[Task directions]:
Scan the entries below and extract each line with the word "JSON" in it.

[Records provided]:

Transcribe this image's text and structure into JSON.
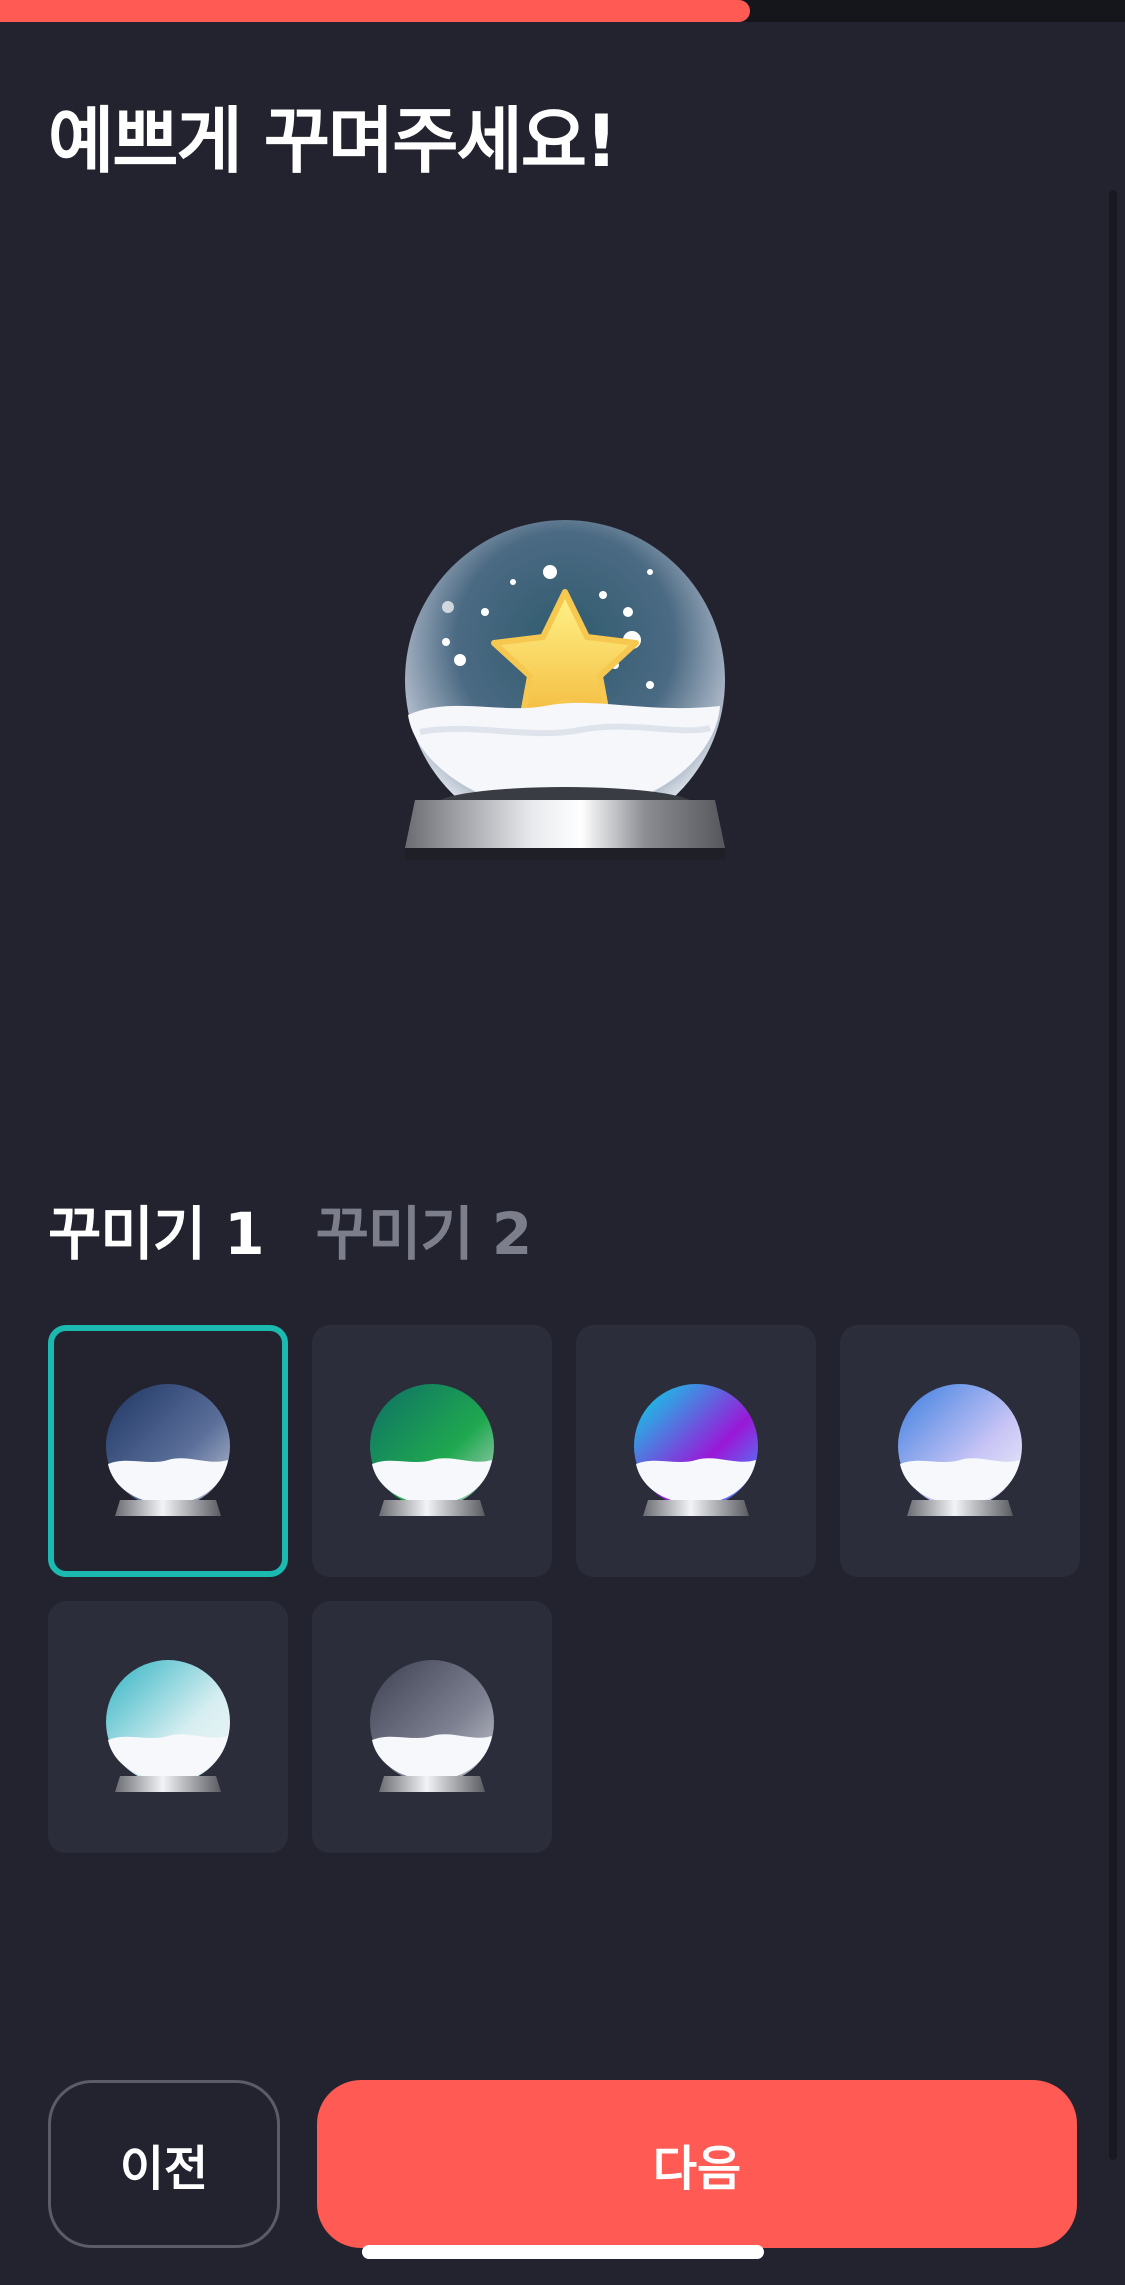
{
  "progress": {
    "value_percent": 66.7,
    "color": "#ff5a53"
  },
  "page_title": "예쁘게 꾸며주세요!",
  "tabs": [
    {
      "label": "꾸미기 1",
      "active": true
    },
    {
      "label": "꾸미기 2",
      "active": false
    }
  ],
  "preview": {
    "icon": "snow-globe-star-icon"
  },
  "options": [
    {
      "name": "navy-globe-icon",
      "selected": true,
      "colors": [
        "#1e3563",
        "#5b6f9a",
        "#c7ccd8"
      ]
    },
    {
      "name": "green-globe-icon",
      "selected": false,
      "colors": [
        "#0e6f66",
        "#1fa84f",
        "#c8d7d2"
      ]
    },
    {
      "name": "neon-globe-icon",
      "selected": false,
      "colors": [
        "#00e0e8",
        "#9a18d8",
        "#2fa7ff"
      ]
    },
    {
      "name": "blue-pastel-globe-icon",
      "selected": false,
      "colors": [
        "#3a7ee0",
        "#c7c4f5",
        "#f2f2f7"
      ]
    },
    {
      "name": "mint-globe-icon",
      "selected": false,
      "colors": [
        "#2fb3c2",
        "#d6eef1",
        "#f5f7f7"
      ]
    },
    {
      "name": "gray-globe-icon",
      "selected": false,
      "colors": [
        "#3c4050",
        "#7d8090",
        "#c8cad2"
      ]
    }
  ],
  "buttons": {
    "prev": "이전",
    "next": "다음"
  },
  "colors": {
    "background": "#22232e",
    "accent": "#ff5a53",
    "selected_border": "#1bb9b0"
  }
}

---

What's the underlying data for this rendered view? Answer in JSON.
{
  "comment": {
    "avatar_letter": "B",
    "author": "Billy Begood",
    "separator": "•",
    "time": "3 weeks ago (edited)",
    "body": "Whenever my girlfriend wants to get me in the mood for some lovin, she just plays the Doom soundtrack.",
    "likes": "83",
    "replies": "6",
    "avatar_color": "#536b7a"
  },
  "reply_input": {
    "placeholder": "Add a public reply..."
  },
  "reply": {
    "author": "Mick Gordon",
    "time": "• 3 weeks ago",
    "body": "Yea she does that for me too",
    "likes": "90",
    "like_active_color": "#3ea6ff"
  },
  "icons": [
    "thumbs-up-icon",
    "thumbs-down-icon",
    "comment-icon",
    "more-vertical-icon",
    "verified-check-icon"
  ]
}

[Worked solution]:
Transcribe this image's text and structure into JSON.
What's the underlying data for this rendered view? Answer in JSON.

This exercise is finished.